··· Extracted material

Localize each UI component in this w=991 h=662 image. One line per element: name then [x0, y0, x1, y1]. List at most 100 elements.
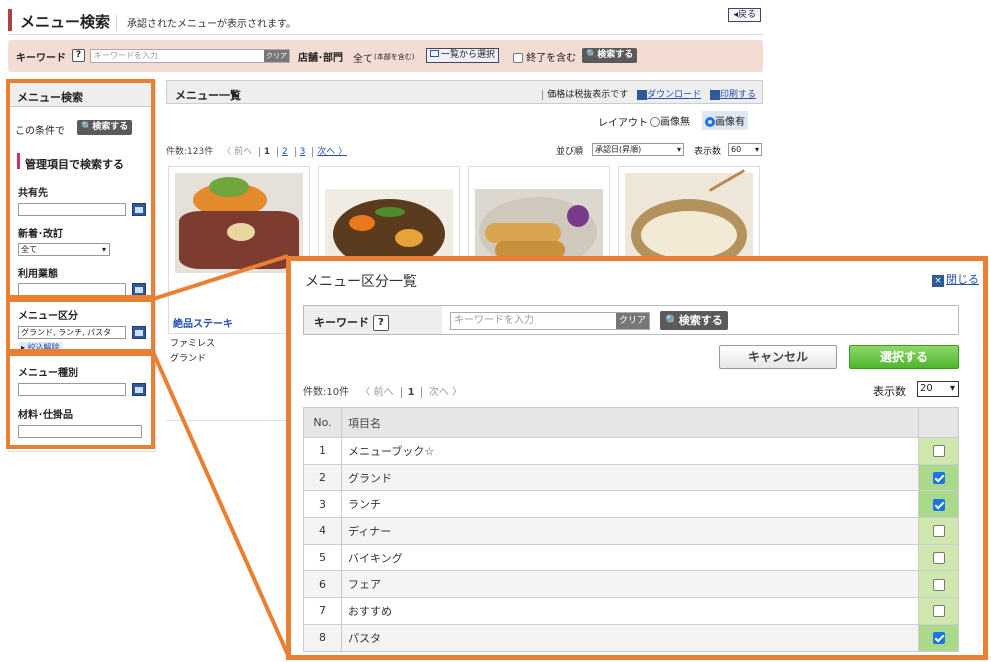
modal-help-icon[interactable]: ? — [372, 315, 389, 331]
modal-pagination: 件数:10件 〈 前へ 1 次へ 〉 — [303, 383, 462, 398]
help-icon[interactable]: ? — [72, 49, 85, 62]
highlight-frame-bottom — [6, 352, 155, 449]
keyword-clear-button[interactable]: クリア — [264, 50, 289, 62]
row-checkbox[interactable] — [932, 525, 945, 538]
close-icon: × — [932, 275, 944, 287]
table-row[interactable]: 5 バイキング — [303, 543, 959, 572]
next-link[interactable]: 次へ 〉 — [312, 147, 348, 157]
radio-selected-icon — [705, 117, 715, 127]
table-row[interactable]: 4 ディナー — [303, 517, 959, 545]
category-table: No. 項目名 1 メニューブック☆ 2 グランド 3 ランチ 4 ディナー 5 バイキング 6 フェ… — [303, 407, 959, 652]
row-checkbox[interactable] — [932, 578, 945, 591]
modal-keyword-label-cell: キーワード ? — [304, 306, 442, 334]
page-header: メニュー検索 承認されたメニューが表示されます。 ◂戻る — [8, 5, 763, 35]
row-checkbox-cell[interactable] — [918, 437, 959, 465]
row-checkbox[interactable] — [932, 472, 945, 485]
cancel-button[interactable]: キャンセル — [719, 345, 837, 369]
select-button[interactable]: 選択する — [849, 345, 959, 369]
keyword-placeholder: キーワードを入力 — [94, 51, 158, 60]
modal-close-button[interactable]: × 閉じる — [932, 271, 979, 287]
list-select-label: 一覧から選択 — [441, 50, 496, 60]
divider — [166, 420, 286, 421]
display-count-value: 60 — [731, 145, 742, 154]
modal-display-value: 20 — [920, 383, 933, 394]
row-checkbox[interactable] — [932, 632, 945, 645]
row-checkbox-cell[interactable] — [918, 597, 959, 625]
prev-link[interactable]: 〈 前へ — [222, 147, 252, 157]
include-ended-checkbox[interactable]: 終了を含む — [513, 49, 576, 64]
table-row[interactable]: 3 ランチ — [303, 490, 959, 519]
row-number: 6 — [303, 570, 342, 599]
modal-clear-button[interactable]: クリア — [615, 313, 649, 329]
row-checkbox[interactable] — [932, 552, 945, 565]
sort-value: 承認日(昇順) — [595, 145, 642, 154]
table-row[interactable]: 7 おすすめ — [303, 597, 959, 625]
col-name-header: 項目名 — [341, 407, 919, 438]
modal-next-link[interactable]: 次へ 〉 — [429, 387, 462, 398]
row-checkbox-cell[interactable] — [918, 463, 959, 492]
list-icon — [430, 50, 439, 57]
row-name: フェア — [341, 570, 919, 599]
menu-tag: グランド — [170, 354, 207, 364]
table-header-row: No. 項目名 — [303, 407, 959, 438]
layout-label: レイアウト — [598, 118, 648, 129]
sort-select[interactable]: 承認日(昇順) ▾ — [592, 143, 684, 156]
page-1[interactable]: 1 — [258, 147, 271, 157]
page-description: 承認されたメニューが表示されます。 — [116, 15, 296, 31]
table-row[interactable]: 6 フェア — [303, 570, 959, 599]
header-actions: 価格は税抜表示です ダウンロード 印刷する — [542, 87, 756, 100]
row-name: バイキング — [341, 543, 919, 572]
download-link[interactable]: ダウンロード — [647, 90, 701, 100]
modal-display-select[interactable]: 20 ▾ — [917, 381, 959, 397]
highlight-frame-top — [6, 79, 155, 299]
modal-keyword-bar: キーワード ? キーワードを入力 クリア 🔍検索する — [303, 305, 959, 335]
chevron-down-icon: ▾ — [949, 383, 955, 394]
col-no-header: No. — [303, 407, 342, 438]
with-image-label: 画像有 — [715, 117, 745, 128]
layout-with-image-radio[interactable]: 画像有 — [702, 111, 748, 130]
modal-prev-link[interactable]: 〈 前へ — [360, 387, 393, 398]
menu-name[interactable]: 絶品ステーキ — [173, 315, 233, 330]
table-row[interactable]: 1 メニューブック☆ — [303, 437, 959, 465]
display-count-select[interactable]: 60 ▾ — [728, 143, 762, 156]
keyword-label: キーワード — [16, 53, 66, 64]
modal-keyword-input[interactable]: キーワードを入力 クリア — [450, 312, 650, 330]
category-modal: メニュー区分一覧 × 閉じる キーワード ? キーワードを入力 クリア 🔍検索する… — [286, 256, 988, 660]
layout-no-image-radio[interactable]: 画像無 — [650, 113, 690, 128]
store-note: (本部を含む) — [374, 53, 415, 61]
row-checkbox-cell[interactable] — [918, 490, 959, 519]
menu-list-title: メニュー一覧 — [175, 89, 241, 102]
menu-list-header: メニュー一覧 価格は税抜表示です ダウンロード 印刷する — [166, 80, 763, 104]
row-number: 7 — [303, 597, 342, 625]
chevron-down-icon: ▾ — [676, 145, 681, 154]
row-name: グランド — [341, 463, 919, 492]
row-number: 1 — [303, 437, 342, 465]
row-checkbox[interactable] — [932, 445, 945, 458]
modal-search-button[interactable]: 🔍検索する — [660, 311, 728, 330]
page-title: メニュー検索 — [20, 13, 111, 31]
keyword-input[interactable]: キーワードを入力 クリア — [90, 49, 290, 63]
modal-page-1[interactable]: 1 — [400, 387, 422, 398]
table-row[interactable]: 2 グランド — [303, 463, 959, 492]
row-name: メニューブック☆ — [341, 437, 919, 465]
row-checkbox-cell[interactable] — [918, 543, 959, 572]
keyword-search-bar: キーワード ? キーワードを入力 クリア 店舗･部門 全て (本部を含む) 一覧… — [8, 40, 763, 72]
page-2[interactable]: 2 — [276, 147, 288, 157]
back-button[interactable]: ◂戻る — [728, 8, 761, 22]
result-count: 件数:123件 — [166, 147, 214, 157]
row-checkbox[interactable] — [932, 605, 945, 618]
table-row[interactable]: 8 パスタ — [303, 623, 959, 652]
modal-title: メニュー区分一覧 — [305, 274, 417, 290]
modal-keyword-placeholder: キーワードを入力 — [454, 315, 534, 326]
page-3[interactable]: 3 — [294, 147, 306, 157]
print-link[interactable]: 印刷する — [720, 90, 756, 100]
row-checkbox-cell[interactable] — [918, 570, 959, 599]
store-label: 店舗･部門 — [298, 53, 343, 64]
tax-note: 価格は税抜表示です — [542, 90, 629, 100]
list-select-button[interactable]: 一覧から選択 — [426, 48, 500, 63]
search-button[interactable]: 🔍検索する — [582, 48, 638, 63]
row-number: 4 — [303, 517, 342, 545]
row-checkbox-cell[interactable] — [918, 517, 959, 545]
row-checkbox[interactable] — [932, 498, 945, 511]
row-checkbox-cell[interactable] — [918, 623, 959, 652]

······
··· Extracted material

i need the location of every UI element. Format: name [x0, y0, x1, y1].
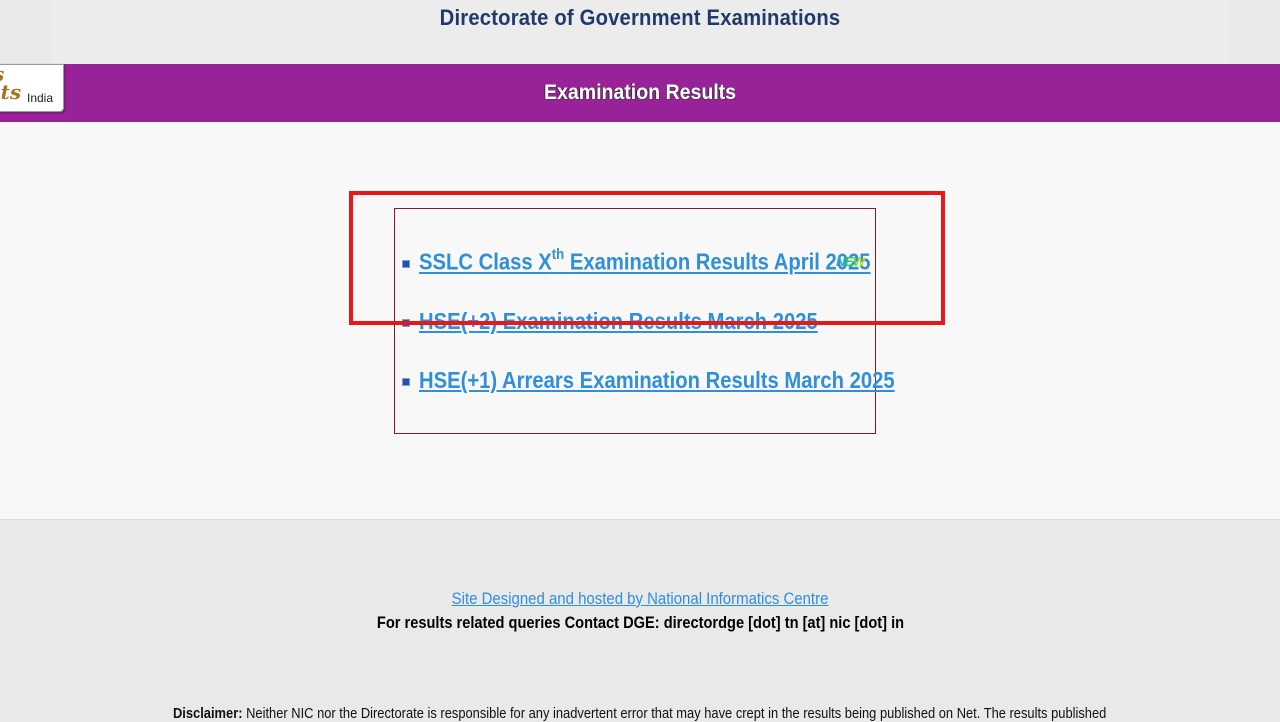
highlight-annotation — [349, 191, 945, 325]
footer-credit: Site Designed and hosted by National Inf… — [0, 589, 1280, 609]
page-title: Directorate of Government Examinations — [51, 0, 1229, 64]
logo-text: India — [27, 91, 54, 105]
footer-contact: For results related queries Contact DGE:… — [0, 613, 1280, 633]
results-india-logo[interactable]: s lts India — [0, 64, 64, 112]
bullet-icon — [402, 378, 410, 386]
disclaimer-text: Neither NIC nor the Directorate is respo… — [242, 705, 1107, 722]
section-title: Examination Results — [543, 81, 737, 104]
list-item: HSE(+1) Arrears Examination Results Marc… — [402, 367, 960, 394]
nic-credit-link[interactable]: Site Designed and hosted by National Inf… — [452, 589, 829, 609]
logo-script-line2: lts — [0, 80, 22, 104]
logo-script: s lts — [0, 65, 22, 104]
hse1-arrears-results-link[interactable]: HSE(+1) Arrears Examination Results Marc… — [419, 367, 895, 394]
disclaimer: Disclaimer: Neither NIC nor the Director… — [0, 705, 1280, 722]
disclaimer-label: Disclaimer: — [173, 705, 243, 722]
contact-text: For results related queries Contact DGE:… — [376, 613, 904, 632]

······

* **Task statement**:
Give the stretch from the line containing "modal-help-icon[interactable]: ? —" through the line containing "close-icon: × — [932, 275, 944, 287]" again, swapping "highlight-frame-bottom" for "highlight-frame-lower" and leaving everything else unchanged.

* **Task solution**:
modal-help-icon[interactable]: ? — [372, 315, 389, 331]
modal-pagination: 件数:10件 〈 前へ 1 次へ 〉 — [303, 383, 462, 398]
help-icon[interactable]: ? — [72, 49, 85, 62]
highlight-frame-lower — [6, 352, 155, 449]
keyword-clear-button[interactable]: クリア — [264, 50, 289, 62]
row-checkbox[interactable] — [932, 525, 945, 538]
close-icon: × — [932, 275, 944, 287]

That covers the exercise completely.